Work to complete | Every entry that follows should be reproduced exactly.

Given records |
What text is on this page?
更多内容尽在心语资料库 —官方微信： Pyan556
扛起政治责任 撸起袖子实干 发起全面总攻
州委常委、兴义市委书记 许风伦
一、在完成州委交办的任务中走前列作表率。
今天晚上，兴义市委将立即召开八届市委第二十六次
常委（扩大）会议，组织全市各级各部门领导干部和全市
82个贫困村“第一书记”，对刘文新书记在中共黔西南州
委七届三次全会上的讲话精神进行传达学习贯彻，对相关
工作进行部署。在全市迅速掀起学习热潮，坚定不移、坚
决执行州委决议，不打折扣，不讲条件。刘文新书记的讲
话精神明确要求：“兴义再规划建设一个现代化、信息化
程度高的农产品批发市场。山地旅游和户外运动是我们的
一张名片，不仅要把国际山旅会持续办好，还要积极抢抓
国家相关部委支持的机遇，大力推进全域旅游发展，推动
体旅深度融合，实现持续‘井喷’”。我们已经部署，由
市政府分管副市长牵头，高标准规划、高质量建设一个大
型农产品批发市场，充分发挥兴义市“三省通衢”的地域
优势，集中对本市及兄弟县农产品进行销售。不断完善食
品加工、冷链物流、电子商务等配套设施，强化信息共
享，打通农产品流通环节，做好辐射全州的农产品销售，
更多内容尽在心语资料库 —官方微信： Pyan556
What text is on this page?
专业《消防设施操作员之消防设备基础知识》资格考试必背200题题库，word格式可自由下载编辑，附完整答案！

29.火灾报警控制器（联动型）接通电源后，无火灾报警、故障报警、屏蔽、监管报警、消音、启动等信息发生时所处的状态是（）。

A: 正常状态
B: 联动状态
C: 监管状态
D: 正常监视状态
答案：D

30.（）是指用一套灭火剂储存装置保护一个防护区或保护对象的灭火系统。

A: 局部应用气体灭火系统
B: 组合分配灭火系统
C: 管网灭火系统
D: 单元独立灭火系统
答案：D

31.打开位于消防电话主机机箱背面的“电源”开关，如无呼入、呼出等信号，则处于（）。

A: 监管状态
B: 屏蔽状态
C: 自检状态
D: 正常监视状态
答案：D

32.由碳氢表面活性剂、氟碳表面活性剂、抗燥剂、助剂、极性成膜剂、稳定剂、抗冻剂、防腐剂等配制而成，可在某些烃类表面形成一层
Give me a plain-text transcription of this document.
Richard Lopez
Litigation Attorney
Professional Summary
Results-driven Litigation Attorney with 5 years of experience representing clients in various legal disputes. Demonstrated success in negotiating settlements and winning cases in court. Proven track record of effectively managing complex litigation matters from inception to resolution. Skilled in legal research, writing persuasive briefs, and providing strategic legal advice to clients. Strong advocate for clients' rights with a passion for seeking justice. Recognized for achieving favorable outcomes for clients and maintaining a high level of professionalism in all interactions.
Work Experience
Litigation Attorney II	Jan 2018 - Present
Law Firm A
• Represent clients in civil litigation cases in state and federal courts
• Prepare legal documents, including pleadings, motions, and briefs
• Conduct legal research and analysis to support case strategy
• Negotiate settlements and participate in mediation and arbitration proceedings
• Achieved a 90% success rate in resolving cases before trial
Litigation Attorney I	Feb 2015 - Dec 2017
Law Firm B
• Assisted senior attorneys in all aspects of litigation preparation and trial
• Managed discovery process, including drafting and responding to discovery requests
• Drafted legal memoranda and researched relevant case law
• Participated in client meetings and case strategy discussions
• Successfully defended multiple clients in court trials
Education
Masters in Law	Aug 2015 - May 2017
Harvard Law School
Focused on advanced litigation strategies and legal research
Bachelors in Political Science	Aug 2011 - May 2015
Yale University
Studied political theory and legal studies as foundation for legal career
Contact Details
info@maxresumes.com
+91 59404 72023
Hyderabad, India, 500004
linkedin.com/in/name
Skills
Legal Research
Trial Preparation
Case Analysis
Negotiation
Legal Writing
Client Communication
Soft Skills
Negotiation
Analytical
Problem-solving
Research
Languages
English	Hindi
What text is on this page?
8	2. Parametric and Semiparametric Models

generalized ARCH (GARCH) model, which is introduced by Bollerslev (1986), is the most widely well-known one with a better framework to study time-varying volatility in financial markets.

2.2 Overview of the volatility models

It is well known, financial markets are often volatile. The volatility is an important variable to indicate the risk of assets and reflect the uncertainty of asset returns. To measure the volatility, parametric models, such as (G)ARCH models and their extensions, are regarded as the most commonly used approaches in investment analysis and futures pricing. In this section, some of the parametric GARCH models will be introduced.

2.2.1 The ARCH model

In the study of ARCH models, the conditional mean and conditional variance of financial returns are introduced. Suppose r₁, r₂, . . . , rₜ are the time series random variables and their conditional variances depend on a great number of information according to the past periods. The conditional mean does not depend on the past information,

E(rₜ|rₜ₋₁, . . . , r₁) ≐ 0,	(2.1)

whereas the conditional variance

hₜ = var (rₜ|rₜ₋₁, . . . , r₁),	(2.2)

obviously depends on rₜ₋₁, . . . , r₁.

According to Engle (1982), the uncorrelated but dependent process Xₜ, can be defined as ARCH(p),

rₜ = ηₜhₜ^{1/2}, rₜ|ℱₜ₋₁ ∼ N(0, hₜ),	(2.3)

Expected output |
What text is on this page?
更多内容尽在心语资料库 —官方微信： Pyan556
扛起政治责任 撸起袖子实干 发起全面总攻
州委常委、兴义市委书记 许风伦
一、在完成州委交办的任务中走前列作表率。
今天晚上，兴义市委将立即召开八届市委第二十六次
常委（扩大）会议，组织全市各级各部门领导干部和全市
82个贫困村“第一书记”，对刘文新书记在中共黔西南州
委七届三次全会上的讲话精神进行传达学习贯彻，对相关
工作进行部署。在全市迅速掀起学习热潮，坚定不移、坚
决执行州委决议，不打折扣，不讲条件。刘文新书记的讲
话精神明确要求：“兴义再规划建设一个现代化、信息化
程度高的农产品批发市场。山地旅游和户外运动是我们的
一张名片，不仅要把国际山旅会持续办好，还要积极抢抓
国家相关部委支持的机遇，大力推进全域旅游发展，推动
体旅深度融合，实现持续‘井喷’”。我们已经部署，由
市政府分管副市长牵头，高标准规划、高质量建设一个大
型农产品批发市场，充分发挥兴义市“三省通衢”的地域
优势，集中对本市及兄弟县农产品进行销售。不断完善食
品加工、冷链物流、电子商务等配套设施，强化信息共
享，打通农产品流通环节，做好辐射全州的农产品销售，
更多内容尽在心语资料库 —官方微信： Pyan556
What text is on this page?
专业《消防设施操作员之消防设备基础知识》资格考试必背200题题库，word格式可自由下载编辑，附完整答案！

29.火灾报警控制器（联动型）接通电源后，无火灾报警、故障报警、屏蔽、监管报警、消音、启动等信息发生时所处的状态是（）。

A: 正常状态
B: 联动状态
C: 监管状态
D: 正常监视状态
答案：D

30.（）是指用一套灭火剂储存装置保护一个防护区或保护对象的灭火系统。

A: 局部应用气体灭火系统
B: 组合分配灭火系统
C: 管网灭火系统
D: 单元独立灭火系统
答案：D

31.打开位于消防电话主机机箱背面的“电源”开关，如无呼入、呼出等信号，则处于（）。

A: 监管状态
B: 屏蔽状态
C: 自检状态
D: 正常监视状态
答案：D

32.由碳氢表面活性剂、氟碳表面活性剂、抗燥剂、助剂、极性成膜剂、稳定剂、抗冻剂、防腐剂等配制而成，可在某些烃类表面形成一层
Give me a plain-text transcription of this document.
Richard Lopez
Litigation Attorney
Professional Summary
Results-driven Litigation Attorney with 5 years of experience representing clients in various legal disputes. Demonstrated success in negotiating settlements and winning cases in court. Proven track record of effectively managing complex litigation matters from inception to resolution. Skilled in legal research, writing persuasive briefs, and providing strategic legal advice to clients. Strong advocate for clients' rights with a passion for seeking justice. Recognized for achieving favorable outcomes for clients and maintaining a high level of professionalism in all interactions.
Work Experience
Litigation Attorney II	Jan 2018 - Present
Law Firm A
• Represent clients in civil litigation cases in state and federal courts
• Prepare legal documents, including pleadings, motions, and briefs
• Conduct legal research and analysis to support case strategy
• Negotiate settlements and participate in mediation and arbitration proceedings
• Achieved a 90% success rate in resolving cases before trial
Litigation Attorney I	Feb 2015 - Dec 2017
Law Firm B
• Assisted senior attorneys in all aspects of litigation preparation and trial
• Managed discovery process, including drafting and responding to discovery requests
• Drafted legal memoranda and researched relevant case law
• Participated in client meetings and case strategy discussions
• Successfully defended multiple clients in court trials
Education
Masters in Law	Aug 2015 - May 2017
Harvard Law School
Focused on advanced litigation strategies and legal research
Bachelors in Political Science	Aug 2011 - May 2015
Yale University
Studied political theory and legal studies as foundation for legal career
Contact Details
info@maxresumes.com
+91 59404 72023
Hyderabad, India, 500004
linkedin.com/in/name
Skills
Legal Research
Trial Preparation
Case Analysis
Negotiation
Legal Writing
Client Communication
Soft Skills
Negotiation
Analytical
Problem-solving
Research
Languages
English	Hindi
What text is on this page?
8	2. Parametric and Semiparametric Models

generalized ARCH (GARCH) model, which is introduced by Bollerslev (1986), is the most widely well-known one with a better framework to study time-varying volatility in financial markets.

2.2 Overview of the volatility models

It is well known, financial markets are often volatile. The volatility is an important variable to indicate the risk of assets and reflect the uncertainty of asset returns. To measure the volatility, parametric models, such as (G)ARCH models and their extensions, are regarded as the most commonly used approaches in investment analysis and futures pricing. In this section, some of the parametric GARCH models will be introduced.

2.2.1 The ARCH model

In the study of ARCH models, the conditional mean and conditional variance of financial returns are introduced. Suppose r₁, r₂, . . . , rₜ are the time series random variables and their conditional variances depend on a great number of information according to the past periods. The conditional mean does not depend on the past information,

E(rₜ|rₜ₋₁, . . . , r₁) ≐ 0,	(2.1)

whereas the conditional variance

hₜ = var (rₜ|rₜ₋₁, . . . , r₁),	(2.2)

obviously depends on rₜ₋₁, . . . , r₁.

According to Engle (1982), the uncorrelated but dependent process Xₜ, can be defined as ARCH(p),

rₜ = ηₜhₜ^{1/2}, rₜ|ℱₜ₋₁ ∼ N(0, hₜ),	(2.3)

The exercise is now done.